Instruksi Tugas 1 – Tuliskan sebagai daftar bernomor baris-baris entri di bawah, dimulai dari baris yang memuat "series-line [117,249,856,436]" dan diakhiri dengan baris yang memuat "series-line [117,33,856,436]", termasuk kedua baris itu dan tanpa baris kosong.

Teks Sumber –
========================================================================
Pekan Raya Urban dan Konsumtif, Menuju Masyarakat Hedon

Andi Hidayat

Perjalana adalah hal yang esensial dalam peradaban umat manusia. Tidak ada satu manusia pun yang tidak melakukan perjalanan dalam hidupnya. Catatan sejarah sekalipun telah membuktikan sejak masa homo sapiens, manusia telah ditakdirkan sebagai mahluk yang bergerak, melakukan perpindahan dari satu tempat ketempat lain.

Dalam kitab suci agama-agama besar di dunia terdapat banyak kisah bagaimana tokoh-tokoh di dalamnya melakukan perjalanan. Nabi Muhammad saw. melakukan perjalanan dari Mekah ke Madinah, demekian pula Yesus yang berjalan dari Nazerath ke Galilea. Buddhisme pun menceritakan bagaimana Siddharta Gautama melakukan perjalanan yang sangat jauh dan melelahkan hingga akhirnya menjadi seorang Buddha.

Perjalanan dalam ruang modernitas meskipun terbuka pada perubahan, manusia, nyatanya sering tertangkap dalam kebiasaan, dan akhirnya, dalam ketidakberubahan. Memasuki zaman modern, kita tetap saja melakukan mobilitas dari satu ruang keruang lain, dari kolong langit yang satu ke kolong langit yang lain. Akan tetapi, perjalanan modern punya alasan dan motivasi yang semakin kompleks serta beragam. Kompleksitas manusia tercermin di sini: di satu sisi ia tidak berubah, di sisi lain ia berubah.
========================================================================
[Baris data]
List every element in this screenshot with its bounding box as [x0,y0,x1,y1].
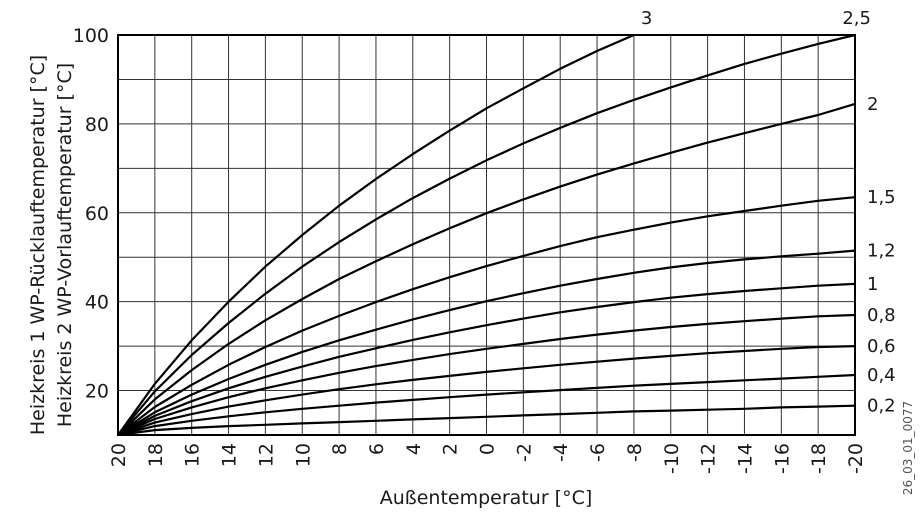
series-line [117,249,856,436]
x-tick-label: 0 [477,443,499,455]
plot-frame [117,34,856,436]
x-tick-label: -18 [808,443,830,474]
series-label: 0,4 [867,365,896,386]
y-tick-label: 60 [85,203,109,225]
series-label: 0,8 [867,305,896,326]
y-tick-labels: 20 40 60 80 100 [73,25,109,403]
series-label: 2 [867,94,878,115]
series-label: 0,2 [867,396,896,417]
x-tick-label: 18 [145,443,167,467]
x-tick-labels: 20 18 16 14 12 10 8 6 4 2 0 -2 -4 -6 -8 -10 -12 -14 -16 -18… [108,443,867,474]
x-tick-label: 20 [108,443,130,467]
x-tick-label: -4 [550,443,572,462]
series-line [117,313,856,437]
x-tick-label: -16 [771,443,793,474]
series-line [117,196,856,436]
x-tick-label: 12 [255,443,277,467]
series-label: 1 [867,274,878,295]
x-tick-label: 2 [440,443,462,455]
x-tick-label: 8 [329,443,351,455]
series-label: 2,5 [842,8,871,29]
x-tick-label: -12 [698,443,720,474]
grid [117,34,856,436]
y-tick-label: 40 [85,292,109,314]
x-tick-label: -14 [734,443,756,474]
series-line [117,373,856,437]
series-lines [117,33,856,437]
x-tick-label: -10 [661,443,683,474]
x-axis-label: Außentemperatur [°C] [380,487,593,509]
x-tick-label: 10 [292,443,314,467]
x-tick-label: -20 [845,443,867,474]
series-label: 1,5 [867,187,896,208]
x-tick-label: 4 [403,443,425,455]
series-line [117,33,856,436]
y-axis-label-line-2: Heizkreis 2 WP-Vorlauftemperatur [°C] [54,63,76,427]
series-line [117,33,635,436]
y-tick-label: 20 [85,381,109,403]
series-line [117,102,856,436]
x-tick-label: -8 [624,443,646,462]
x-tick-label: -2 [513,443,535,462]
image-code: 26_03_01_0077 [901,401,915,495]
series-label: 1,2 [867,241,896,262]
series-line [117,404,856,437]
series-line [117,282,856,436]
x-tick-label: 6 [366,443,388,455]
y-tick-label: 100 [73,25,109,47]
x-tick-label: 14 [219,443,241,467]
series-labels: 0,2 0,4 0,6 0,8 1 1,2 1,5 2 2,5 3 [641,8,896,417]
y-axis-label-line-1: Heizkreis 1 WP-Rücklauftemperatur [°C] [27,55,49,435]
y-tick-label: 80 [85,114,109,136]
x-tick-label: -6 [587,443,609,462]
series-label: 3 [641,8,652,29]
x-tick-label: 16 [182,443,204,467]
series-line [117,345,856,437]
series-label: 0,6 [867,336,896,357]
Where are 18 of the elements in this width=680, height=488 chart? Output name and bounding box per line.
========================================================================
Instruksi Tugas 2 – Cetak tanpa perubahan bagian teks tentang perjalanan manusia di atas yang diawali dengan kata-kata yang memuat "Pekan Raya Urban" dan diakhiri dengan "menjadi seorang Buddha.".

Jawaban Lengkap 1 –
1. series-line [117,249,856,436]
2. x-tick-label: 0 [477,443,499,455]
3. plot-frame [117,34,856,436]
4. x-tick-label: -18 [808,443,830,474]
5. series-label: 0,4 [867,365,896,386]
6. y-tick-label: 60 [85,203,109,225]
7. series-label: 0,8 [867,305,896,326]
8. y-tick-labels: 20 40 60 80 100 [73,25,109,403]
9. series-label: 2 [867,94,878,115]
10. series-label: 0,2 [867,396,896,417]
11. x-tick-label: 18 [145,443,167,467]
12. x-tick-labels: 20 18 16 14 12 10 8 6 4 2 0 -2 -4 -6 -8 -10 -12 -14 -16 -18… [108,443,867,474]
13. x-tick-label: 20 [108,443,130,467]
14. x-tick-label: -4 [550,443,572,462]
15. series-line [117,313,856,437]
16. x-tick-label: -16 [771,443,793,474]
17. series-line [117,196,856,436]
18. x-tick-label: 12 [255,443,277,467]
19. series-label: 1 [867,274,878,295]
20. x-tick-label: 2 [440,443,462,455]
21. x-tick-label: 8 [329,443,351,455]
22. series-label: 2,5 [842,8,871,29]
23. x-tick-label: -12 [698,443,720,474]
24. grid [117,34,856,436]
25. y-tick-label: 40 [85,292,109,314]
26. x-tick-label: -14 [734,443,756,474]
27. series-line [117,373,856,437]
28. series-lines [117,33,856,437]
29. x-tick-label: -10 [661,443,683,474]
30. x-axis-label: Außentemperatur [°C] [380,487,593,509]
31. x-tick-label: 10 [292,443,314,467]
32. x-tick-label: -20 [845,443,867,474]
33. series-label: 1,5 [867,187,896,208]
34. x-tick-label: 4 [403,443,425,455]
35. series-line [117,33,856,436]

Jawaban Lengkap 2 –
Pekan Raya Urban dan Konsumtif, Menuju Masyarakat Hedon

Andi Hidayat

Perjalana adalah hal yang esensial dalam peradaban umat manusia. Tidak ada satu manusia pun yang tidak melakukan perjalanan dalam hidupnya. Catatan sejarah sekalipun telah membuktikan sejak masa homo sapiens, manusia telah ditakdirkan sebagai mahluk yang bergerak, melakukan perpindahan dari satu tempat ketempat lain.

Dalam kitab suci agama-agama besar di dunia terdapat banyak kisah bagaimana tokoh-tokoh di dalamnya melakukan perjalanan. Nabi Muhammad saw. melakukan perjalanan dari Mekah ke Madinah, demekian pula Yesus yang berjalan dari Nazerath ke Galilea. Buddhisme pun menceritakan bagaimana Siddharta Gautama melakukan perjalanan yang sangat jauh dan melelahkan hingga akhirnya menjadi seorang Buddha.